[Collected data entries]
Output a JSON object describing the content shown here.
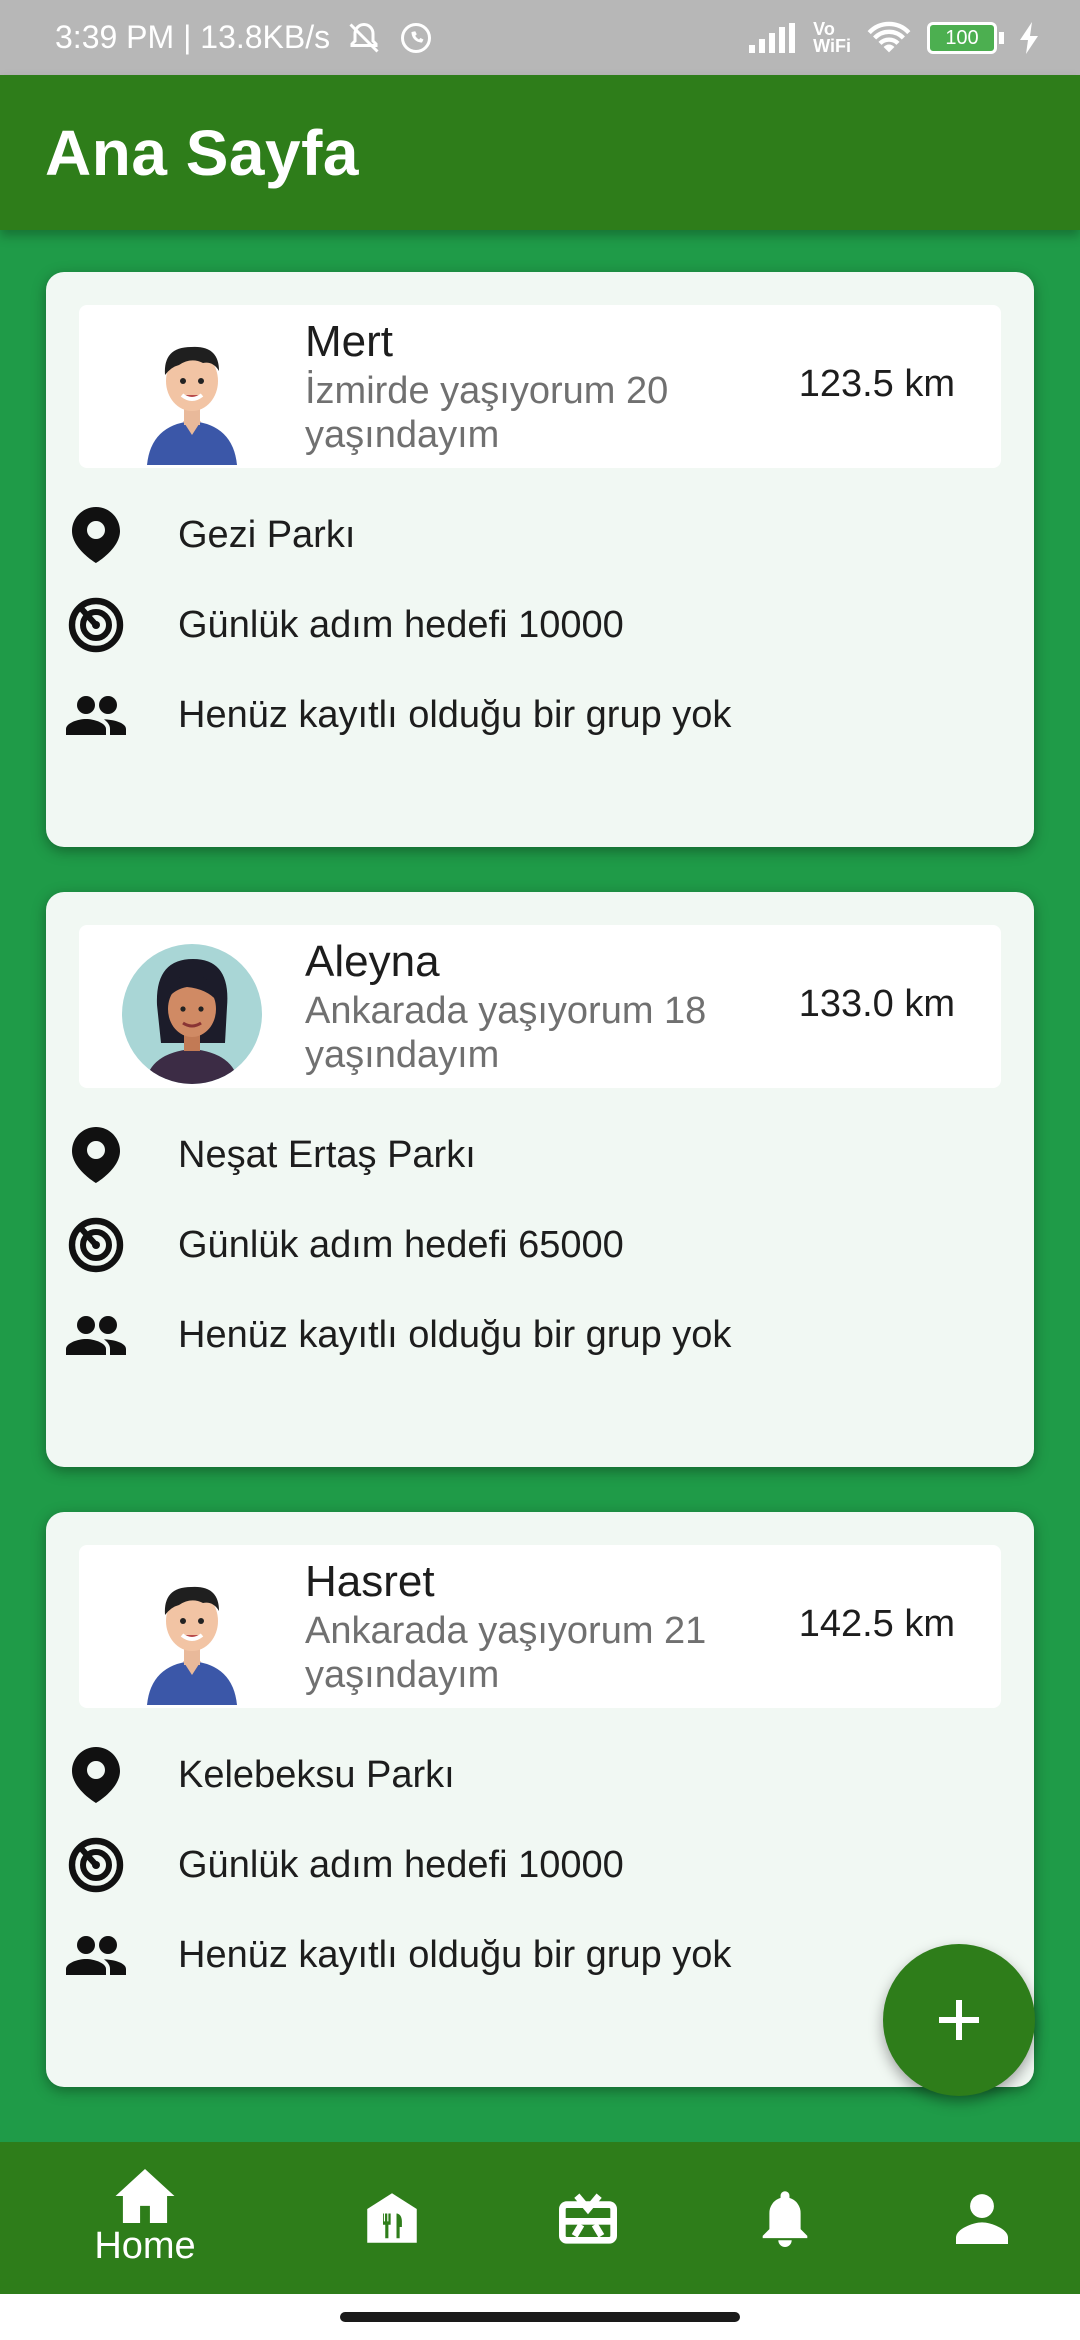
{
  "status_bar": {
    "time_network": "3:39 PM | 13.8KB/s",
    "vowifi": "Vo\nWiFi",
    "battery": "100"
  },
  "app_bar": {
    "title": "Ana Sayfa"
  },
  "cards": [
    {
      "name": "Mert",
      "bio": "İzmirde yaşıyorum 20 yaşındayım",
      "distance": "123.5 km",
      "park": "Gezi Parkı",
      "step_goal": "Günlük adım hedefi 10000",
      "group": "Henüz kayıtlı olduğu bir grup yok",
      "avatar": "male-avatar"
    },
    {
      "name": "Aleyna",
      "bio": "Ankarada yaşıyorum 18 yaşındayım",
      "distance": "133.0 km",
      "park": "Neşat Ertaş Parkı",
      "step_goal": "Günlük adım hedefi 65000",
      "group": "Henüz kayıtlı olduğu bir grup yok",
      "avatar": "female-avatar"
    },
    {
      "name": "Hasret",
      "bio": "Ankarada yaşıyorum 21 yaşındayım",
      "distance": "142.5 km",
      "park": "Kelebeksu Parkı",
      "step_goal": "Günlük adım hedefi 10000",
      "group": "Henüz kayıtlı olduğu bir grup yok",
      "avatar": "male-avatar"
    }
  ],
  "bottom_nav": {
    "items": [
      {
        "icon": "home-icon",
        "label": "Home"
      },
      {
        "icon": "restaurant-icon",
        "label": ""
      },
      {
        "icon": "gift-card-icon",
        "label": ""
      },
      {
        "icon": "bell-icon",
        "label": ""
      },
      {
        "icon": "person-icon",
        "label": ""
      }
    ]
  },
  "colors": {
    "background": "#1f9b48",
    "primary": "#2e7d1a",
    "card": "#f1f8f3"
  }
}
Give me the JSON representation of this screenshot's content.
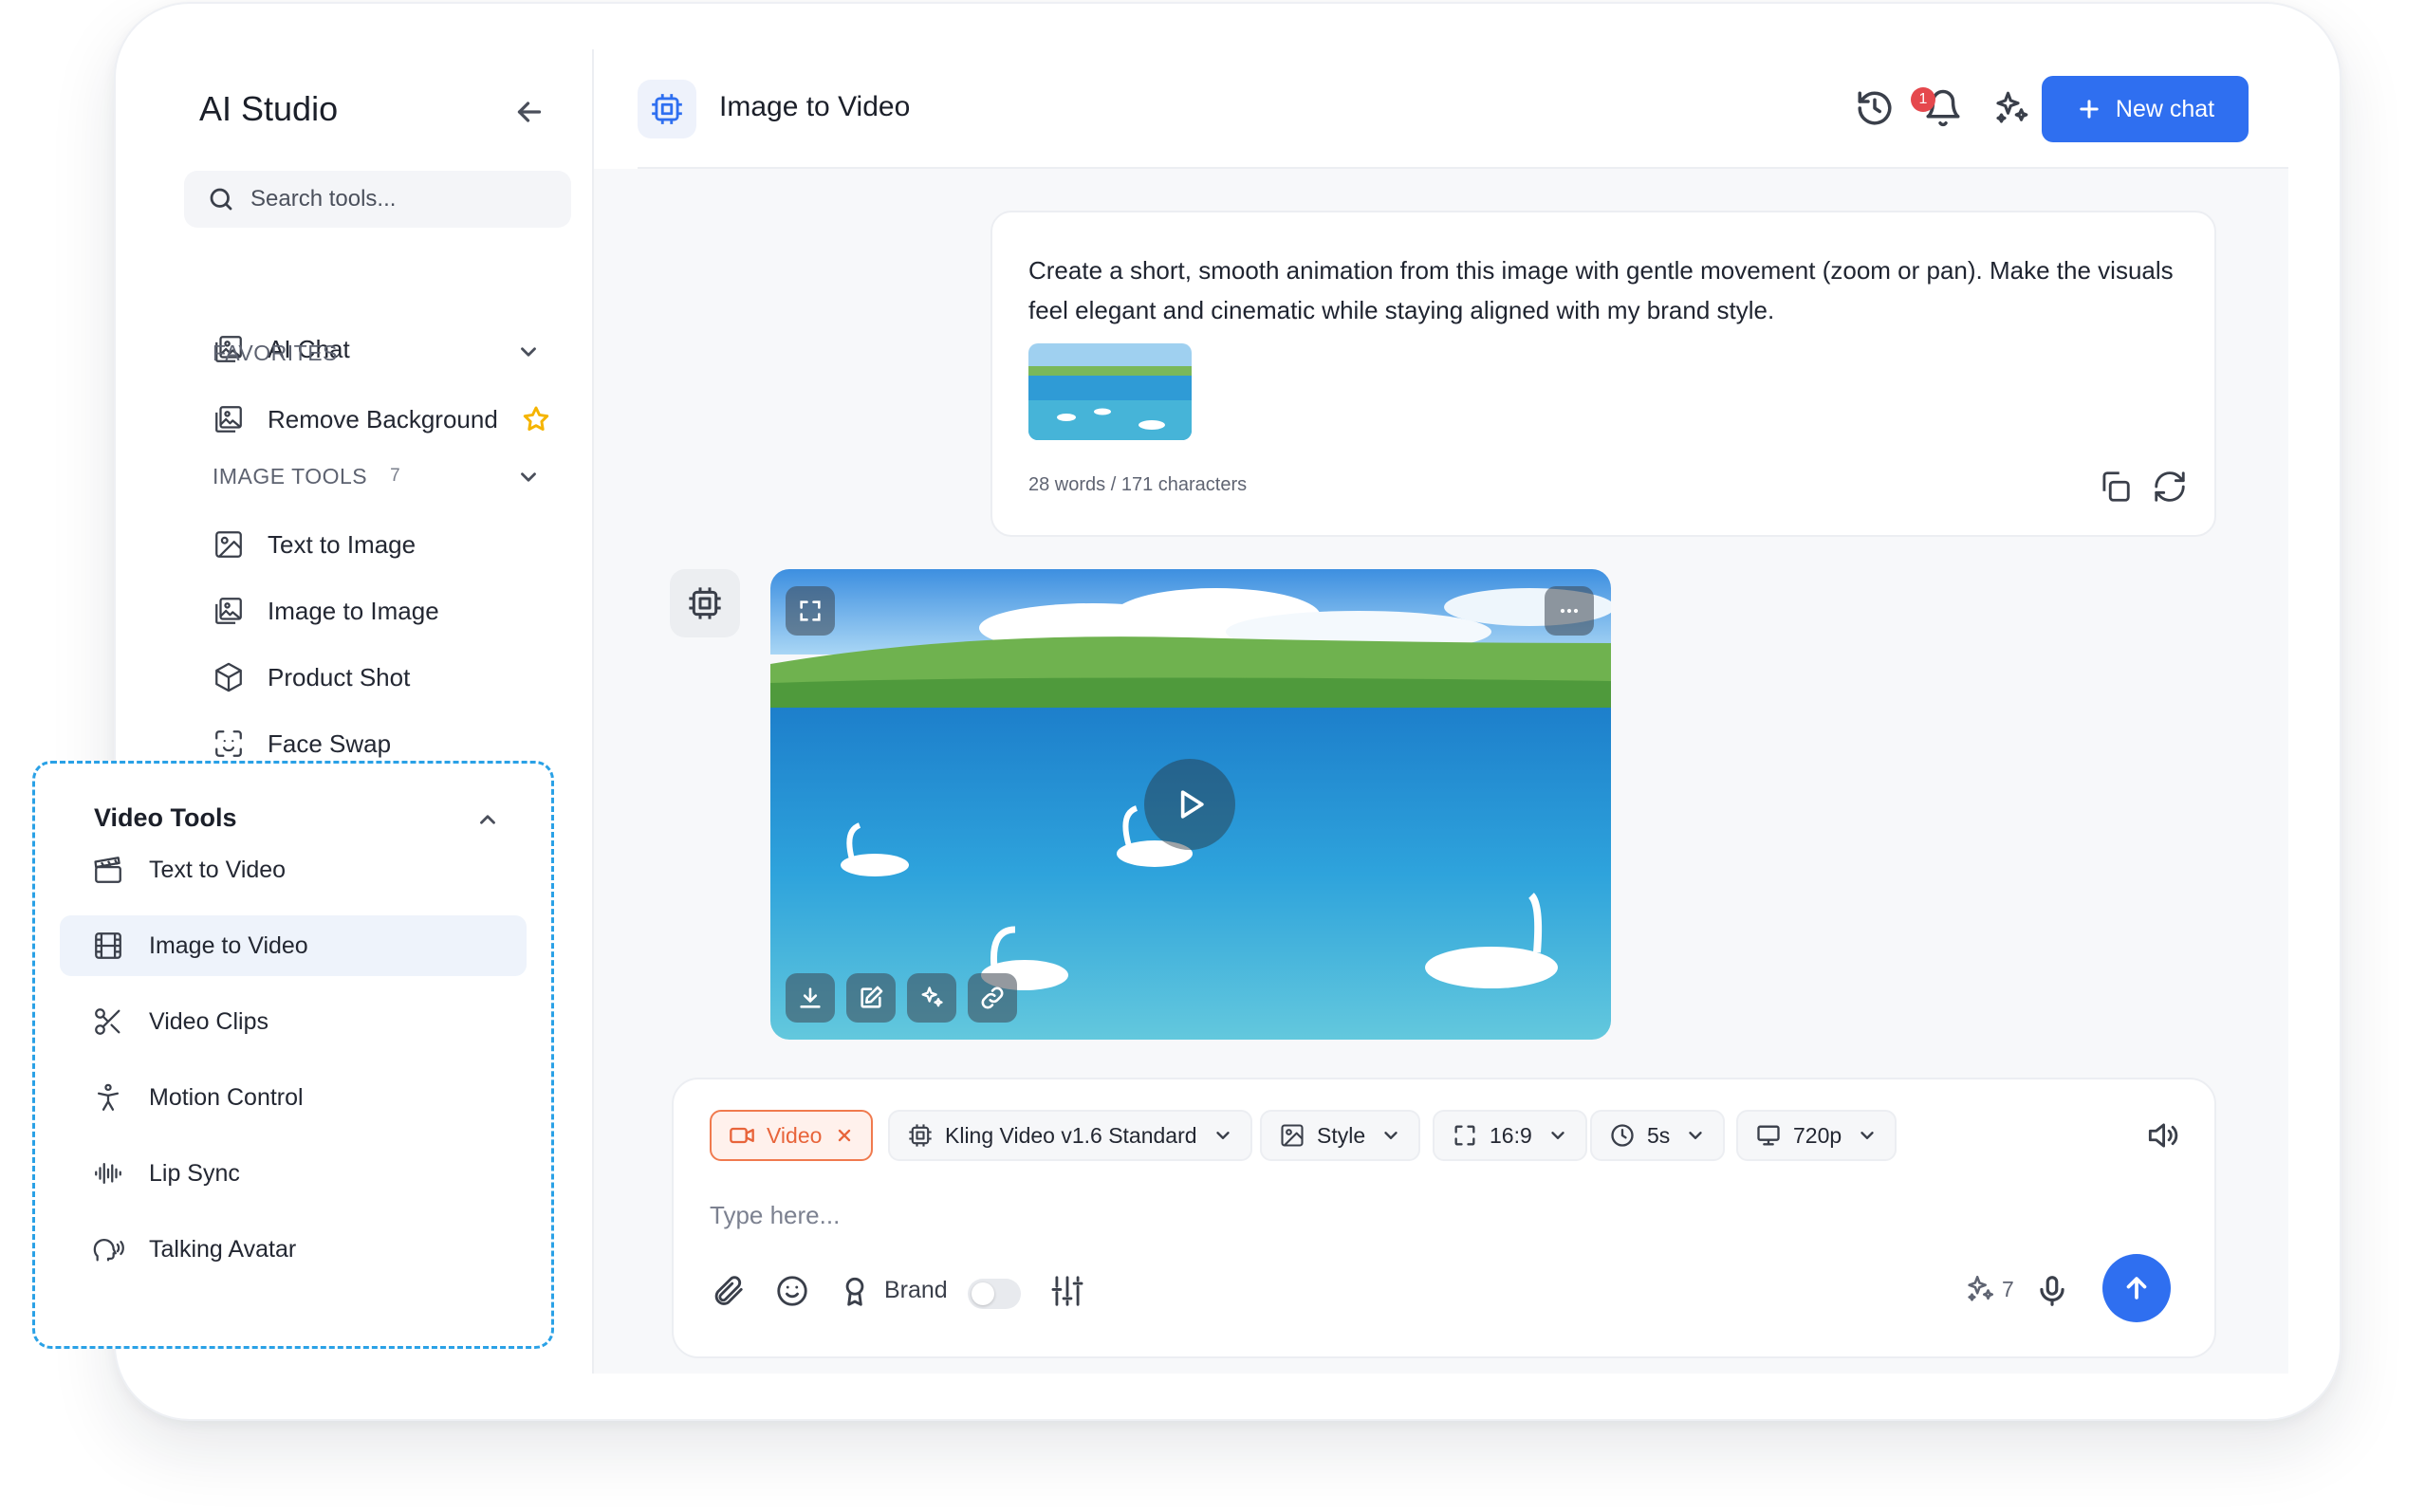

● DO THIS:
Every record above must be given again exactly; drop the pictures.

● RESULT:
Output a JSON object describing the content shown here.
{
  "status_bar": {
    "time_network": "3:39 PM | 13.8KB/s",
    "vowifi": "Vo\nWiFi",
    "battery": "100"
  },
  "app_bar": {
    "title": "Ana Sayfa"
  },
  "cards": [
    {
      "name": "Mert",
      "bio": "İzmirde yaşıyorum 20 yaşındayım",
      "distance": "123.5 km",
      "park": "Gezi Parkı",
      "step_goal": "Günlük adım hedefi 10000",
      "group": "Henüz kayıtlı olduğu bir grup yok",
      "avatar": "male-avatar"
    },
    {
      "name": "Aleyna",
      "bio": "Ankarada yaşıyorum 18 yaşındayım",
      "distance": "133.0 km",
      "park": "Neşat Ertaş Parkı",
      "step_goal": "Günlük adım hedefi 65000",
      "group": "Henüz kayıtlı olduğu bir grup yok",
      "avatar": "female-avatar"
    },
    {
      "name": "Hasret",
      "bio": "Ankarada yaşıyorum 21 yaşındayım",
      "distance": "142.5 km",
      "park": "Kelebeksu Parkı",
      "step_goal": "Günlük adım hedefi 10000",
      "group": "Henüz kayıtlı olduğu bir grup yok",
      "avatar": "male-avatar"
    }
  ],
  "bottom_nav": {
    "items": [
      {
        "icon": "home-icon",
        "label": "Home"
      },
      {
        "icon": "restaurant-icon",
        "label": ""
      },
      {
        "icon": "gift-card-icon",
        "label": ""
      },
      {
        "icon": "bell-icon",
        "label": ""
      },
      {
        "icon": "person-icon",
        "label": ""
      }
    ]
  },
  "colors": {
    "background": "#1f9b48",
    "primary": "#2e7d1a",
    "card": "#f1f8f3"
  }
}
Give me the JSON representation of this screenshot's content.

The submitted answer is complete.